### Directive:
In the data below, find each line containing the string "start" and return it.

[Dataset entries on figures]
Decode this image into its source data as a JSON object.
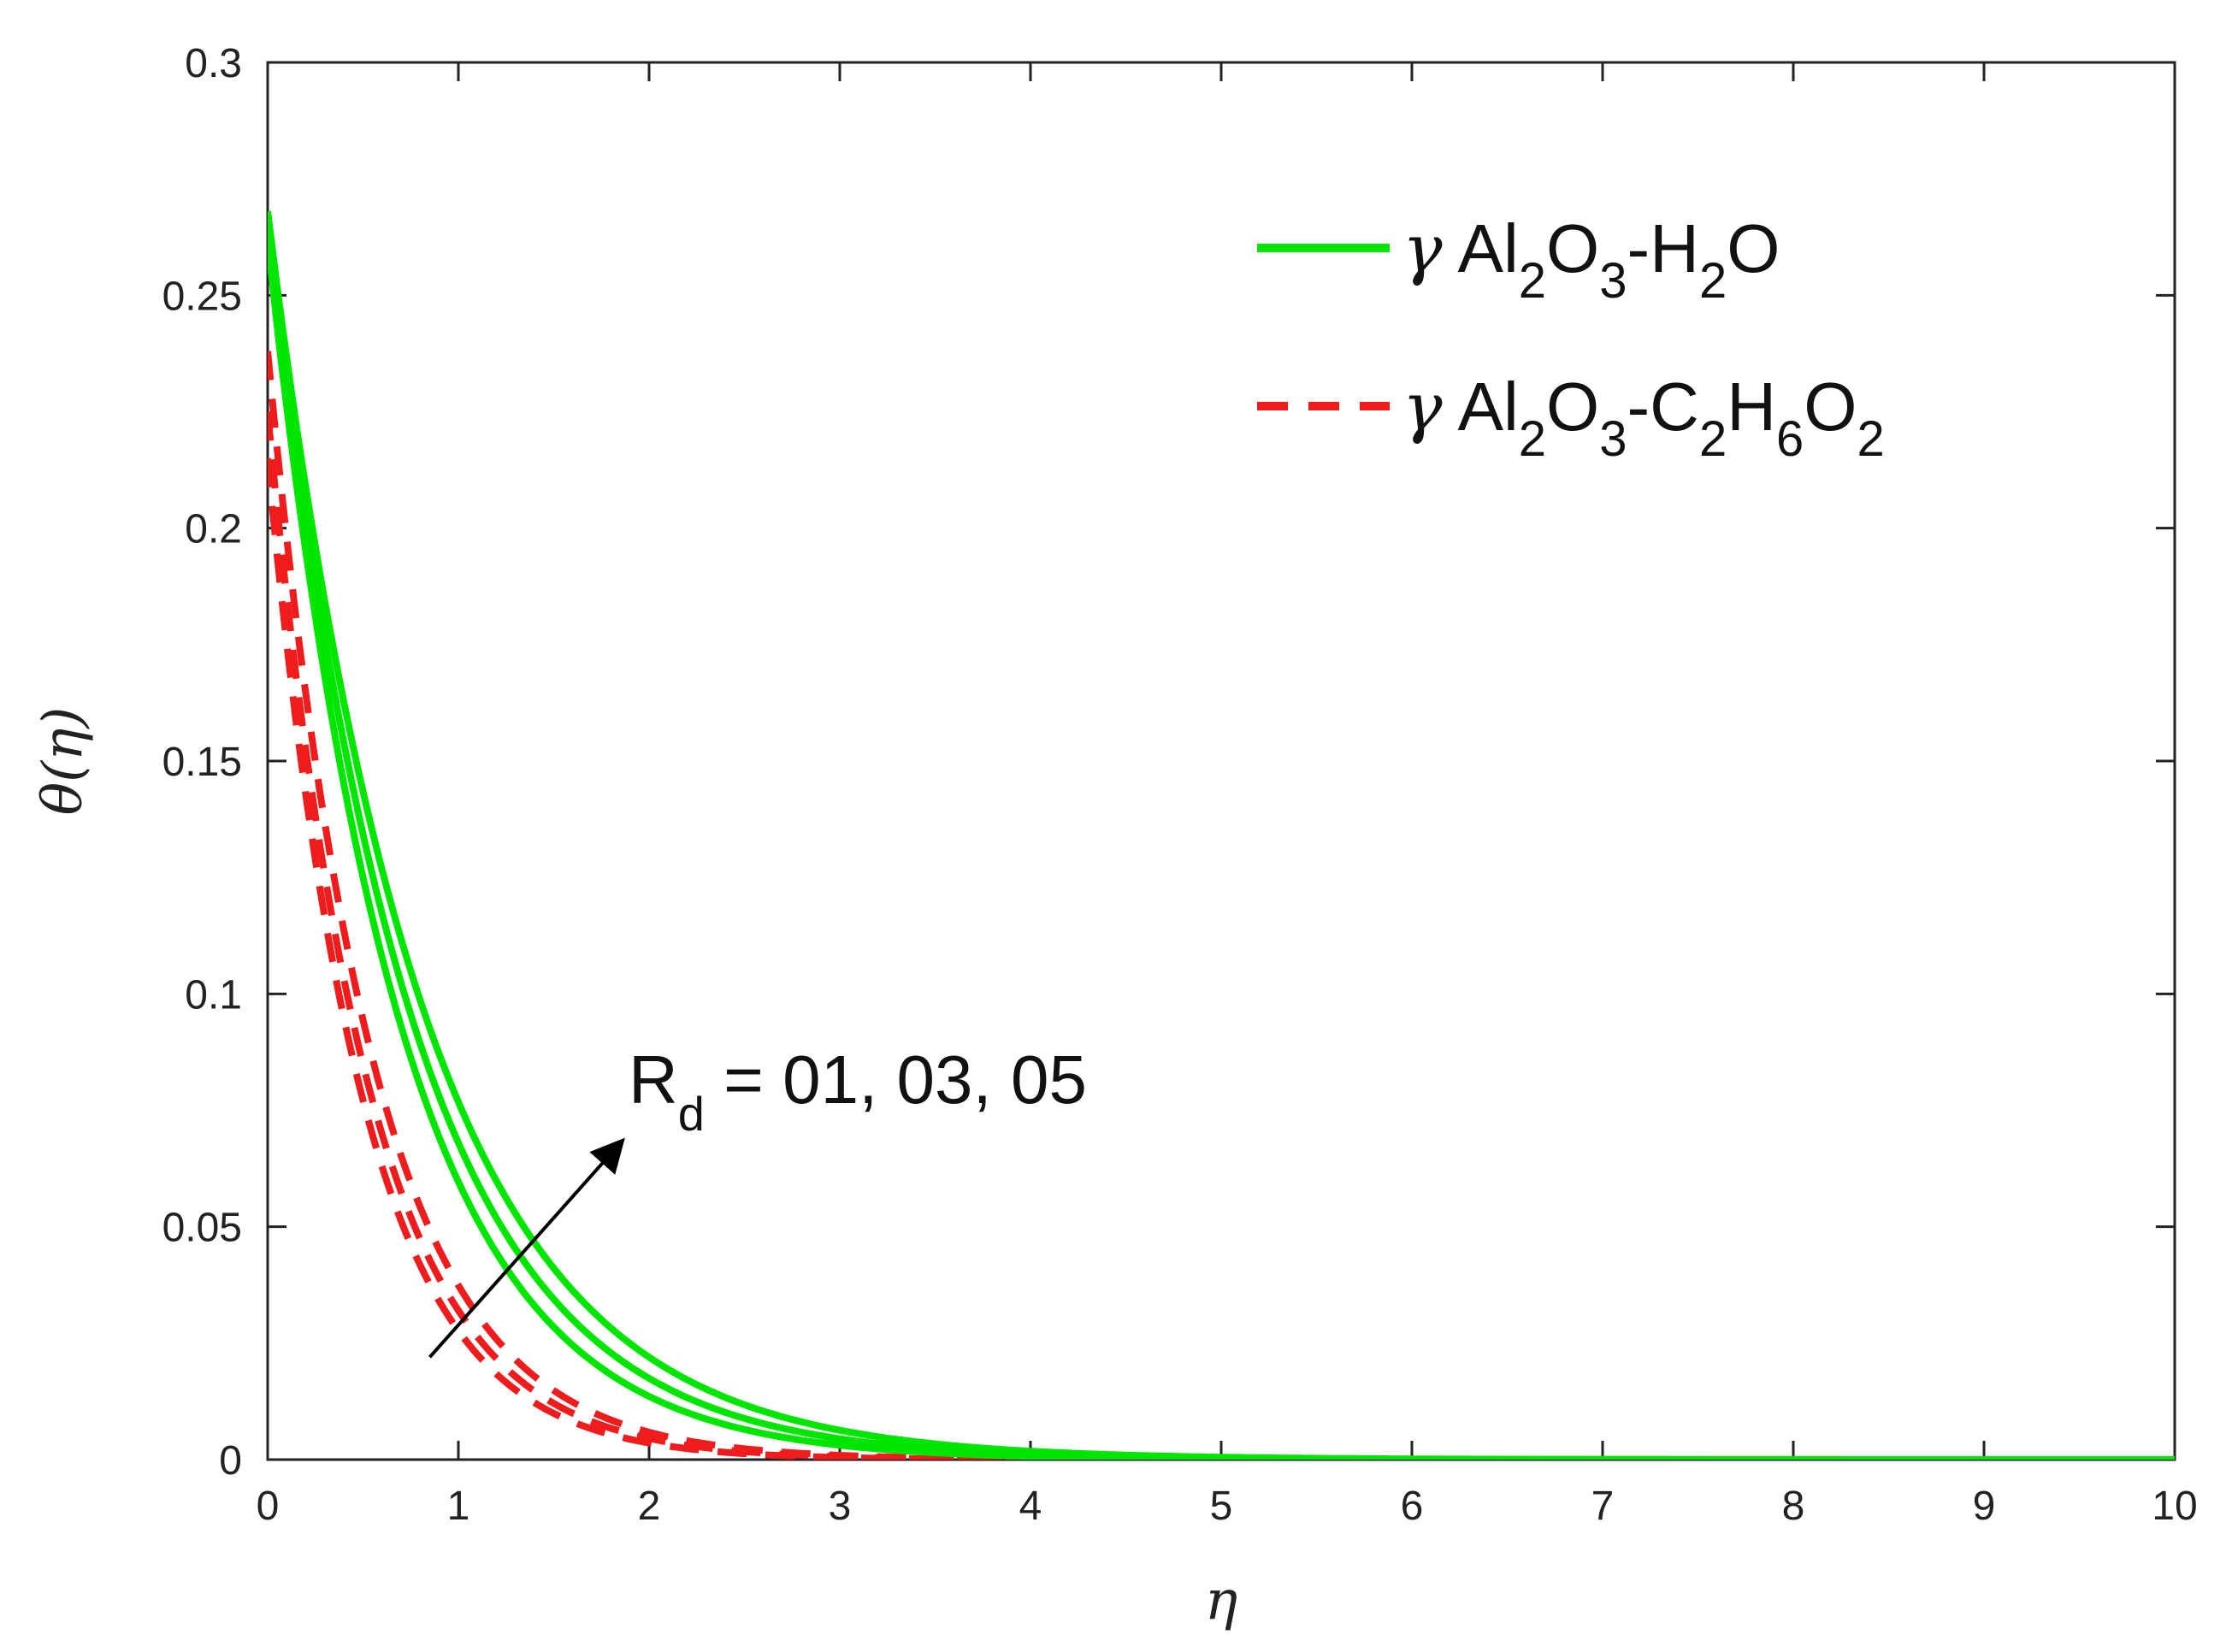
{
  "chart_data": {
    "type": "line",
    "xlabel": "η",
    "ylabel": "θ(η)",
    "xlim": [
      0,
      10
    ],
    "ylim": [
      0,
      0.3
    ],
    "xticks": [
      "0",
      "1",
      "2",
      "3",
      "4",
      "5",
      "6",
      "7",
      "8",
      "9",
      "10"
    ],
    "yticks": [
      "0",
      "0.05",
      "0.1",
      "0.15",
      "0.2",
      "0.25",
      "0.3"
    ],
    "grid": false,
    "legend_position": "top-right",
    "legend": [
      {
        "gamma": "γ",
        "base": "Al",
        "sub1": "2",
        "mid1": "O",
        "sub2": "3",
        "mid2": "-H",
        "sub3": "2",
        "mid3": "O",
        "sub4": "",
        "mid4": "",
        "sub5": "",
        "color": "#00e600",
        "dash": false
      },
      {
        "gamma": "γ",
        "base": "Al",
        "sub1": "2",
        "mid1": "O",
        "sub2": "3",
        "mid2": "-C",
        "sub3": "2",
        "mid3": "H",
        "sub4": "6",
        "mid4": "O",
        "sub5": "2",
        "color": "#ee1c1c",
        "dash": true
      }
    ],
    "annotation": {
      "main": "R",
      "sub": "d",
      "rest": " = 01, 03, 05",
      "arrow_from": [
        0.85,
        0.022
      ],
      "arrow_to": [
        1.85,
        0.068
      ]
    },
    "series": [
      {
        "group": "γ Al2O3-H2O",
        "style": "solid",
        "color": "#00e600",
        "start": 0.262,
        "decay": 1.48
      },
      {
        "group": "γ Al2O3-H2O",
        "style": "solid",
        "color": "#00e600",
        "start": 0.265,
        "decay": 1.36
      },
      {
        "group": "γ Al2O3-H2O",
        "style": "solid",
        "color": "#00e600",
        "start": 0.268,
        "decay": 1.25
      },
      {
        "group": "γ Al2O3-C2H6O2",
        "style": "dashed",
        "color": "#ee1c1c",
        "start": 0.238,
        "decay": 1.85
      },
      {
        "group": "γ Al2O3-C2H6O2",
        "style": "dashed",
        "color": "#ee1c1c",
        "start": 0.225,
        "decay": 1.95
      },
      {
        "group": "γ Al2O3-C2H6O2",
        "style": "dashed",
        "color": "#ee1c1c",
        "start": 0.215,
        "decay": 2.05
      }
    ]
  }
}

### Written solution:
        "start": 0.262,
        "start": 0.265,
        "start": 0.268,
        "start": 0.238,
        "start": 0.225,
        "start": 0.215,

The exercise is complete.